REQUIREMENTS: Gather each line in the entries that includes the string "bluffs".

(Extracted records)
-- begin --
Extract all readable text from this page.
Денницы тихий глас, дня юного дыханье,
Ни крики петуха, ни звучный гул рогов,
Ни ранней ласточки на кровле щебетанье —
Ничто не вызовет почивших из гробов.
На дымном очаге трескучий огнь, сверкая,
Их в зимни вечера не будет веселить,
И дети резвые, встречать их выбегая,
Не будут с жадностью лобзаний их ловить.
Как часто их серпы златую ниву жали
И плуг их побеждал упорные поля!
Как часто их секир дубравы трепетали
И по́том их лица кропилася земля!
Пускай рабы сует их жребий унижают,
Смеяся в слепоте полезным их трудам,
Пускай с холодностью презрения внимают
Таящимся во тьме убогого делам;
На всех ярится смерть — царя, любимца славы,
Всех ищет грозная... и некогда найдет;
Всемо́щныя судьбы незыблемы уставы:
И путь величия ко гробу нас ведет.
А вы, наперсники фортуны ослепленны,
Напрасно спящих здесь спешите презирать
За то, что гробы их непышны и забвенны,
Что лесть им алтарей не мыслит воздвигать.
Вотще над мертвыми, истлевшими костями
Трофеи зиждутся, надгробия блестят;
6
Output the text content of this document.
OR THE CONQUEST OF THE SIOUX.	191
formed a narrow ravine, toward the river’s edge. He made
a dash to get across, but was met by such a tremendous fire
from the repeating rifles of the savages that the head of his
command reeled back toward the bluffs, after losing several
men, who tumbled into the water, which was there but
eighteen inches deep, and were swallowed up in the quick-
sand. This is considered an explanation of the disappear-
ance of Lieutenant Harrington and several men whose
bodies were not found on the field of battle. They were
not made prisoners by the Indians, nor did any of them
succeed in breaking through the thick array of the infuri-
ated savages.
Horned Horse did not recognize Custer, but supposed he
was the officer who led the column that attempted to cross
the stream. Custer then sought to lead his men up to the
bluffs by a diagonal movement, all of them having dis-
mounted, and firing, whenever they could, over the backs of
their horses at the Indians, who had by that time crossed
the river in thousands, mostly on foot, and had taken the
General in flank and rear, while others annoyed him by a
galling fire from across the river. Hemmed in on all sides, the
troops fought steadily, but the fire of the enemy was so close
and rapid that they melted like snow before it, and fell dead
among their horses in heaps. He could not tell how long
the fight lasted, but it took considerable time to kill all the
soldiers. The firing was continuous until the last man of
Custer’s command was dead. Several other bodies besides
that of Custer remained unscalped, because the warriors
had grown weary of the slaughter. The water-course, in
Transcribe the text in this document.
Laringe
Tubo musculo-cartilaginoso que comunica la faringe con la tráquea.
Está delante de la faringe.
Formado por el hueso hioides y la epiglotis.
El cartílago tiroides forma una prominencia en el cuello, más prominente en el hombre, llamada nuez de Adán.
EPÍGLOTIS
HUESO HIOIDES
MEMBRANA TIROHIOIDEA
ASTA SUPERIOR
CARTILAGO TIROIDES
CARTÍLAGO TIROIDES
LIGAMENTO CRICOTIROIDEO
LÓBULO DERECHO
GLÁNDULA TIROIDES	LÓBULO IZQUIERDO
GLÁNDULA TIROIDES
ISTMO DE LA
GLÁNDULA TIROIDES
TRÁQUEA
-- end --
RESPONSE:
command reeled back toward the bluffs, after losing several
bluffs by a diagonal movement, all of them having dis-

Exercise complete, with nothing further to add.